EXERCISE INSTRUCTIONS:
**1)** In the Slurm upgrade post, reproduce verbatim everything from "The user reports" down to "instead of cancelled.".
**2)** How would this sentence from the Slurm upgrade post read in Spanish: "And the user's sbatch script included the --requeue option."?
**3)** According to the Slurm upgrade post, which Slurm version was the cluster upgraded to?

We recently upgraded from Slurm 19.05.8 to 20.11.3. In our
configuration, we have an interruptible partition named
'interruptible' for long-running, low-priority jobs that use
checkpoint/restart. Jobs that are preempted would be killed and
requeued rather than suspended. This configuration has been
working without issue for 2+ years without issue.
After the upgrade, this has stopped working. Preempted jobs are killed and not requeued. My slurm.conf file is configured to requeue preempted jobs:
$ grep -i requeue /etc/slurm/slurm.conf
#JobRequeue=1
PreemptMode=Requeue
And the user's sbatch script included the --requeue option.
The user reports the err output from his preempted jobs now says
slurmstepd: error: *** STEP 1075117.0 ON greene002 CANCELLED AT 2021-02-25T16:07:48 ***
And in the past it would
see PREEMPTED instead of cancelled.
Any ideas what would
cause this? I've reported this to Slurm support, and haven't
gotten anything back yet, so I figured I'd ask here, too. If
this is a bug, I can't be the only one who has experienced
this.

SOURCE EXCERPT:
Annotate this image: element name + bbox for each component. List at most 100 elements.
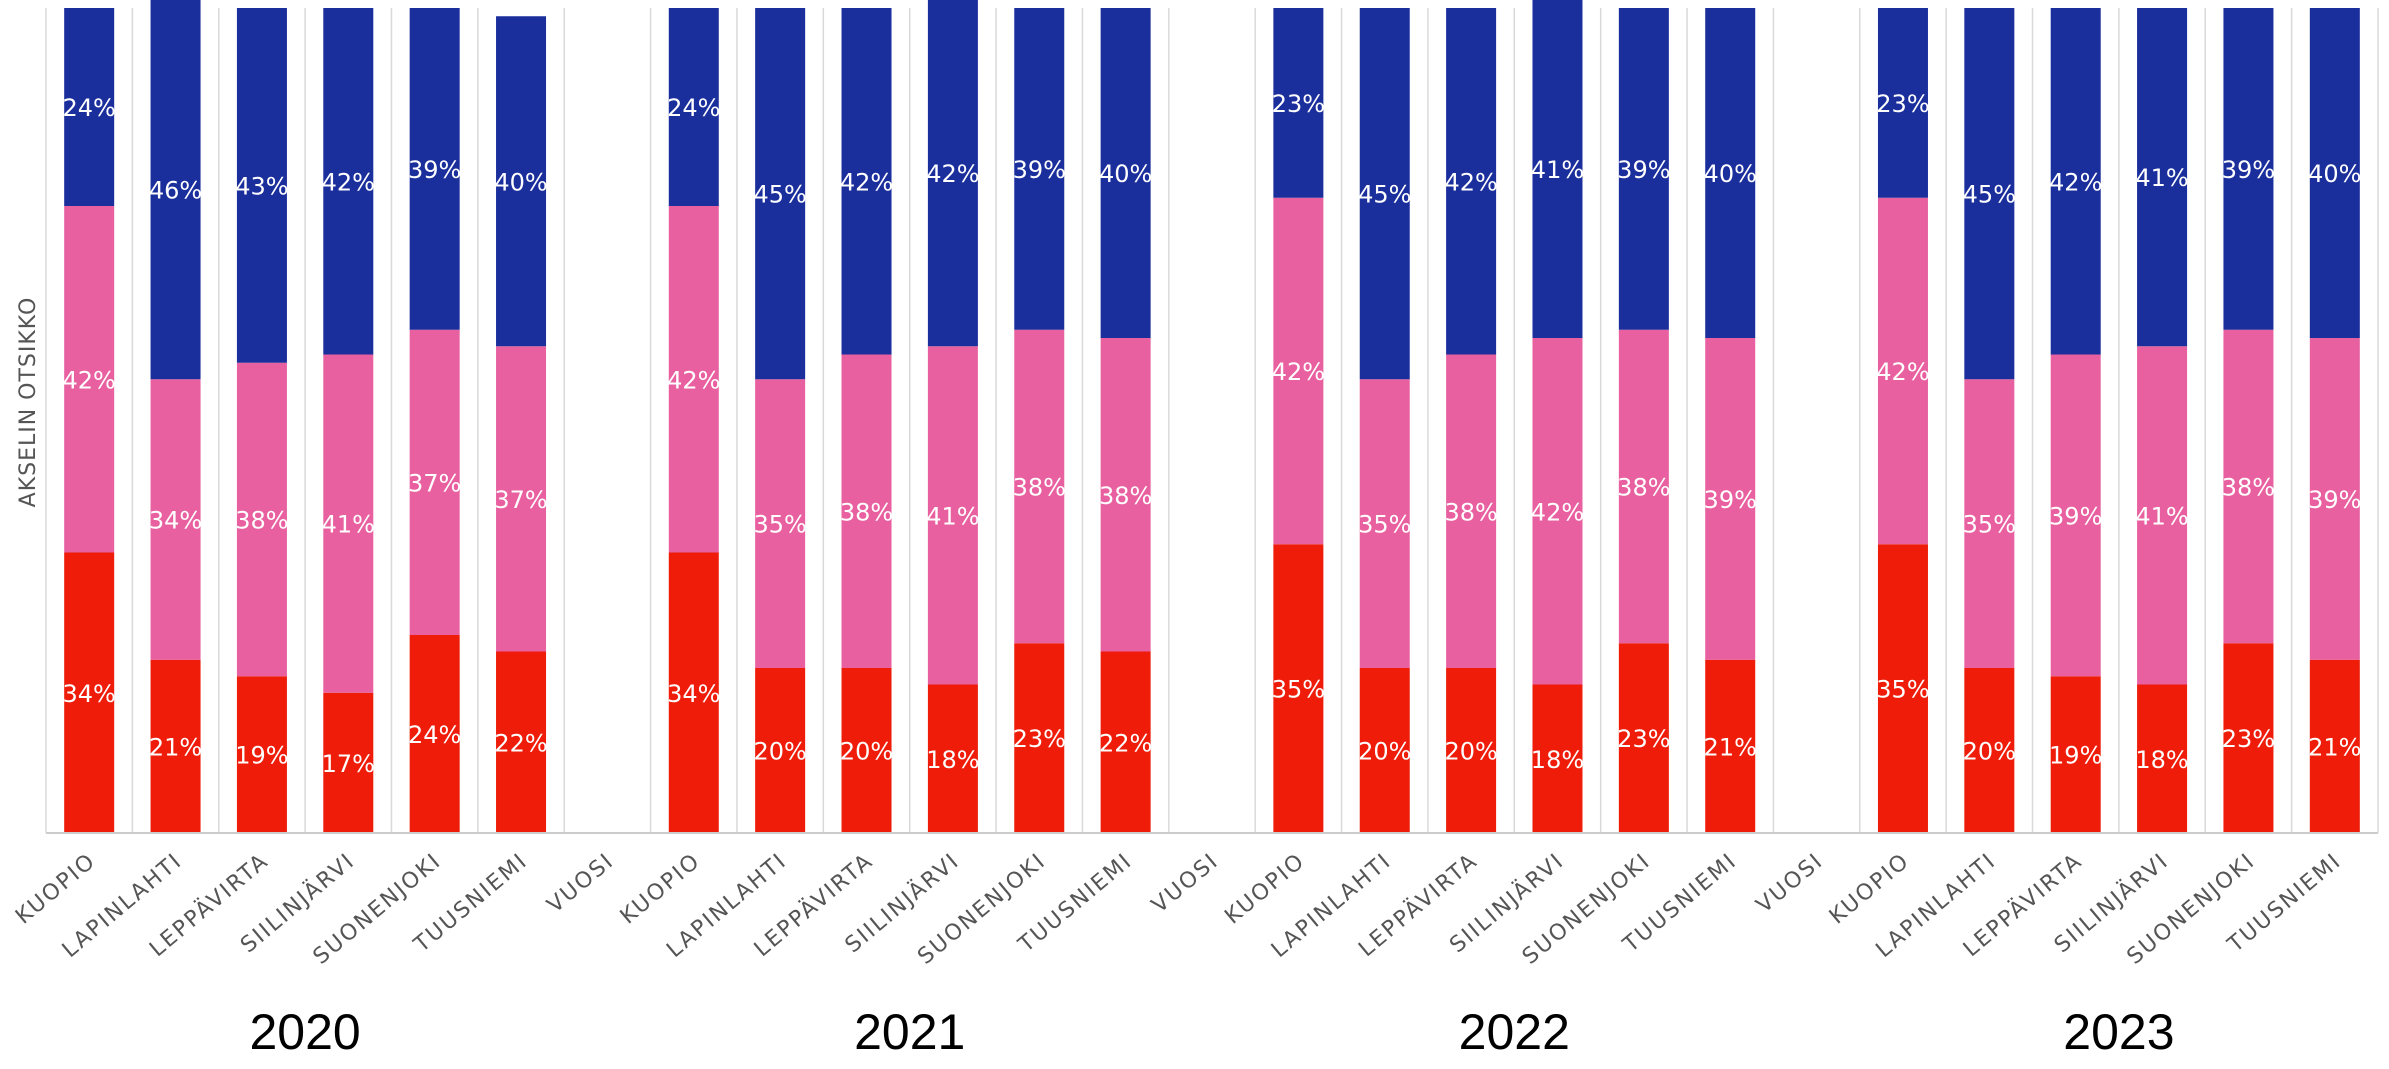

SOLUTIONS TO THE EXERCISE:
**1)**
The user reports the err output from his preempted jobs now says
slurmstepd: error: *** STEP 1075117.0 ON greene002 CANCELLED AT 2021-02-25T16:07:48 ***
And in the past it would
see PREEMPTED instead of cancelled.

**2)** Y el script sbatch del usuario incluía la opción --requeue.

**3)** Slurm 20.11.3.